Material provided -

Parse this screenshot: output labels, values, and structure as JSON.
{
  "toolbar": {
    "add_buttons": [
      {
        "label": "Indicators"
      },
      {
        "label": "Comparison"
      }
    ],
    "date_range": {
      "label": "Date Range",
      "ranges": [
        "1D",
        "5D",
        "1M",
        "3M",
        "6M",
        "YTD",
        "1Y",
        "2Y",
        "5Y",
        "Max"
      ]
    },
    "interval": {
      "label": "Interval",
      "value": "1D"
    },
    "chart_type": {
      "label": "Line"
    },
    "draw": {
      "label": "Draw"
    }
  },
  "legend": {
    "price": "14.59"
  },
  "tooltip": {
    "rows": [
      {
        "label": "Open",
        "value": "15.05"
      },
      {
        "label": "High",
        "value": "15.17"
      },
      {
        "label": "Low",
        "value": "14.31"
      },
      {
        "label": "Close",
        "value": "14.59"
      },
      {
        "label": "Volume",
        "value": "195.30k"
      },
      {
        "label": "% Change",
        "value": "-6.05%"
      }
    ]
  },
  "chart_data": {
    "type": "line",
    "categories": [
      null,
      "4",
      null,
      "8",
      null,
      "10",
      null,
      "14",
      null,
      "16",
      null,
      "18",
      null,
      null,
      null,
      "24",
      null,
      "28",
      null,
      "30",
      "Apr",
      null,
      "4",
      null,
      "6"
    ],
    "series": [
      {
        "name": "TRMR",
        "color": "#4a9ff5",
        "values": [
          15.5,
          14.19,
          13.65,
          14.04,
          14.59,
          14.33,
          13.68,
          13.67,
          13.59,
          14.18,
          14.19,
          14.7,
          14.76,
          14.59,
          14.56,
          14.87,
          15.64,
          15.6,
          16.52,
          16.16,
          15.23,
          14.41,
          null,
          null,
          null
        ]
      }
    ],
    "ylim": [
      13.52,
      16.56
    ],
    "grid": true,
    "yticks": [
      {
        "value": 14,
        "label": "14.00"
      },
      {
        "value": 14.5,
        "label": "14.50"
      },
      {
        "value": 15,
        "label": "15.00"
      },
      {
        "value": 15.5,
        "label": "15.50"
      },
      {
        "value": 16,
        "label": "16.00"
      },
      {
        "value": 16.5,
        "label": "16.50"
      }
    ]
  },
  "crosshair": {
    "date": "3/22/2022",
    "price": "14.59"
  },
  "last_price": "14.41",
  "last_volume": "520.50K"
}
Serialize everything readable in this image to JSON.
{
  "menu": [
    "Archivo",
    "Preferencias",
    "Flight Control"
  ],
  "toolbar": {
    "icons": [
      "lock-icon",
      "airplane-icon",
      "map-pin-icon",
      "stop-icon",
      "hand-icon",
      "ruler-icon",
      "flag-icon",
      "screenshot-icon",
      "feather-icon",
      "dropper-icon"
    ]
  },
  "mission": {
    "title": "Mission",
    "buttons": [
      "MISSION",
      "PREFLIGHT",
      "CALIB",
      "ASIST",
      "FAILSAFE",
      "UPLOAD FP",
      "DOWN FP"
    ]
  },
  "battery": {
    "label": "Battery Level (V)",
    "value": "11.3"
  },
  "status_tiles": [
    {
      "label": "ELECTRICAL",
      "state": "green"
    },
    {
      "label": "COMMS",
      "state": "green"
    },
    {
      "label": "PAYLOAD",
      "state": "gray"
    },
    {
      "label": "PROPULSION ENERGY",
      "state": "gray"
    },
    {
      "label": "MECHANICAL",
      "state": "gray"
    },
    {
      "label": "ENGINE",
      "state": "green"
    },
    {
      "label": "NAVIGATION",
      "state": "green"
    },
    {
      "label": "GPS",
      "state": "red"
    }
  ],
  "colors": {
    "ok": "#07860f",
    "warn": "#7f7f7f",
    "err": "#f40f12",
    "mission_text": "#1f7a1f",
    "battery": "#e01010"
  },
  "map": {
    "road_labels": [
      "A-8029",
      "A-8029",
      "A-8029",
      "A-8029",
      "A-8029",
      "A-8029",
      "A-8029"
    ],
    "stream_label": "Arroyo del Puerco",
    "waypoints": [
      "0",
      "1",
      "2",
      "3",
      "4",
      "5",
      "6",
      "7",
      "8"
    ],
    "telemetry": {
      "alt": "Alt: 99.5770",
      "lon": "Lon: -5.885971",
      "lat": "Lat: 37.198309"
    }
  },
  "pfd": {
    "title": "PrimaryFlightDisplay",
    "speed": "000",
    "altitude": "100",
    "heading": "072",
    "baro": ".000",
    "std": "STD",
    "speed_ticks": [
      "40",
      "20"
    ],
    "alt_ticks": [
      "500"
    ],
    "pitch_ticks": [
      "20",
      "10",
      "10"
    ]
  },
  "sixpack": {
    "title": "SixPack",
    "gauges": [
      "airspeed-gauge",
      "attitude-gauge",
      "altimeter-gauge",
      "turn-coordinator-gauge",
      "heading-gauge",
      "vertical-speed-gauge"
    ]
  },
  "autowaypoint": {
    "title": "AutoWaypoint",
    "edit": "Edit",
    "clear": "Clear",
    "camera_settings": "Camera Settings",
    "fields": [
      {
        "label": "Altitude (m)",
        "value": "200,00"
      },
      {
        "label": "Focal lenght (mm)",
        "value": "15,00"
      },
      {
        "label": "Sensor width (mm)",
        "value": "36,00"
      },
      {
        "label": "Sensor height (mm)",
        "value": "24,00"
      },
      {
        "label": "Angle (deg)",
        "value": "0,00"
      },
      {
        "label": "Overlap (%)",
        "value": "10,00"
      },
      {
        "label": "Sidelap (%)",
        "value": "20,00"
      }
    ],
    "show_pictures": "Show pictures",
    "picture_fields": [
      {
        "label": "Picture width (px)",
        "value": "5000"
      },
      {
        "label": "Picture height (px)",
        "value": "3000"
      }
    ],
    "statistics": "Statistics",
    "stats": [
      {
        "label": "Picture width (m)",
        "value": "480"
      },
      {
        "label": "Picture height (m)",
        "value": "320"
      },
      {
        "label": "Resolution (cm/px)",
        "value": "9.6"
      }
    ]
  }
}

Request - Copy all of the material word for word.

Response -
Parse this screenshot: output labels, values, and structure as JSON.
{
  "toolbar": {
    "add_buttons": [
      {
        "label": "Indicators"
      },
      {
        "label": "Comparison"
      }
    ],
    "date_range": {
      "label": "Date Range",
      "ranges": [
        "1D",
        "5D",
        "1M",
        "3M",
        "6M",
        "YTD",
        "1Y",
        "2Y",
        "5Y",
        "Max"
      ]
    },
    "interval": {
      "label": "Interval",
      "value": "1D"
    },
    "chart_type": {
      "label": "Line"
    },
    "draw": {
      "label": "Draw"
    }
  },
  "legend": {
    "price": "14.59"
  },
  "tooltip": {
    "rows": [
      {
        "label": "Open",
        "value": "15.05"
      },
      {
        "label": "High",
        "value": "15.17"
      },
      {
        "label": "Low",
        "value": "14.31"
      },
      {
        "label": "Close",
        "value": "14.59"
      },
      {
        "label": "Volume",
        "value": "195.30k"
      },
      {
        "label": "% Change",
        "value": "-6.05%"
      }
    ]
  },
  "chart_data": {
    "type": "line",
    "categories": [
      null,
      "4",
      null,
      "8",
      null,
      "10",
      null,
      "14",
      null,
      "16",
      null,
      "18",
      null,
      null,
      null,
      "24",
      null,
      "28",
      null,
      "30",
      "Apr",
      null,
      "4",
      null,
      "6"
    ],
    "series": [
      {
        "name": "TRMR",
        "color": "#4a9ff5",
        "values": [
          15.5,
          14.19,
          13.65,
          14.04,
          14.59,
          14.33,
          13.68,
          13.67,
          13.59,
          14.18,
          14.19,
          14.7,
          14.76,
          14.59,
          14.56,
          14.87,
          15.64,
          15.6,
          16.52,
          16.16,
          15.23,
          14.41,
          null,
          null,
          null
        ]
      }
    ],
    "ylim": [
      13.52,
      16.56
    ],
    "grid": true,
    "yticks": [
      {
        "value": 14,
        "label": "14.00"
      },
      {
        "value": 14.5,
        "label": "14.50"
      },
      {
        "value": 15,
        "label": "15.00"
      },
      {
        "value": 15.5,
        "label": "15.50"
      },
      {
        "value": 16,
        "label": "16.00"
      },
      {
        "value": 16.5,
        "label": "16.50"
      }
    ]
  },
  "crosshair": {
    "date": "3/22/2022",
    "price": "14.59"
  },
  "last_price": "14.41",
  "last_volume": "520.50K"
}
Serialize everything readable in this image to JSON.
{
  "menu": [
    "Archivo",
    "Preferencias",
    "Flight Control"
  ],
  "toolbar": {
    "icons": [
      "lock-icon",
      "airplane-icon",
      "map-pin-icon",
      "stop-icon",
      "hand-icon",
      "ruler-icon",
      "flag-icon",
      "screenshot-icon",
      "feather-icon",
      "dropper-icon"
    ]
  },
  "mission": {
    "title": "Mission",
    "buttons": [
      "MISSION",
      "PREFLIGHT",
      "CALIB",
      "ASIST",
      "FAILSAFE",
      "UPLOAD FP",
      "DOWN FP"
    ]
  },
  "battery": {
    "label": "Battery Level (V)",
    "value": "11.3"
  },
  "status_tiles": [
    {
      "label": "ELECTRICAL",
      "state": "green"
    },
    {
      "label": "COMMS",
      "state": "green"
    },
    {
      "label": "PAYLOAD",
      "state": "gray"
    },
    {
      "label": "PROPULSION ENERGY",
      "state": "gray"
    },
    {
      "label": "MECHANICAL",
      "state": "gray"
    },
    {
      "label": "ENGINE",
      "state": "green"
    },
    {
      "label": "NAVIGATION",
      "state": "green"
    },
    {
      "label": "GPS",
      "state": "red"
    }
  ],
  "colors": {
    "ok": "#07860f",
    "warn": "#7f7f7f",
    "err": "#f40f12",
    "mission_text": "#1f7a1f",
    "battery": "#e01010"
  },
  "map": {
    "road_labels": [
      "A-8029",
      "A-8029",
      "A-8029",
      "A-8029",
      "A-8029",
      "A-8029",
      "A-8029"
    ],
    "stream_label": "Arroyo del Puerco",
    "waypoints": [
      "0",
      "1",
      "2",
      "3",
      "4",
      "5",
      "6",
      "7",
      "8"
    ],
    "telemetry": {
      "alt": "Alt: 99.5770",
      "lon": "Lon: -5.885971",
      "lat": "Lat: 37.198309"
    }
  },
  "pfd": {
    "title": "PrimaryFlightDisplay",
    "speed": "000",
    "altitude": "100",
    "heading": "072",
    "baro": ".000",
    "std": "STD",
    "speed_ticks": [
      "40",
      "20"
    ],
    "alt_ticks": [
      "500"
    ],
    "pitch_ticks": [
      "20",
      "10",
      "10"
    ]
  },
  "sixpack": {
    "title": "SixPack",
    "gauges": [
      "airspeed-gauge",
      "attitude-gauge",
      "altimeter-gauge",
      "turn-coordinator-gauge",
      "heading-gauge",
      "vertical-speed-gauge"
    ]
  },
  "autowaypoint": {
    "title": "AutoWaypoint",
    "edit": "Edit",
    "clear": "Clear",
    "camera_settings": "Camera Settings",
    "fields": [
      {
        "label": "Altitude (m)",
        "value": "200,00"
      },
      {
        "label": "Focal lenght (mm)",
        "value": "15,00"
      },
      {
        "label": "Sensor width (mm)",
        "value": "36,00"
      },
      {
        "label": "Sensor height (mm)",
        "value": "24,00"
      },
      {
        "label": "Angle (deg)",
        "value": "0,00"
      },
      {
        "label": "Overlap (%)",
        "value": "10,00"
      },
      {
        "label": "Sidelap (%)",
        "value": "20,00"
      }
    ],
    "show_pictures": "Show pictures",
    "picture_fields": [
      {
        "label": "Picture width (px)",
        "value": "5000"
      },
      {
        "label": "Picture height (px)",
        "value": "3000"
      }
    ],
    "statistics": "Statistics",
    "stats": [
      {
        "label": "Picture width (m)",
        "value": "480"
      },
      {
        "label": "Picture height (m)",
        "value": "320"
      },
      {
        "label": "Resolution (cm/px)",
        "value": "9.6"
      }
    ]
  }
}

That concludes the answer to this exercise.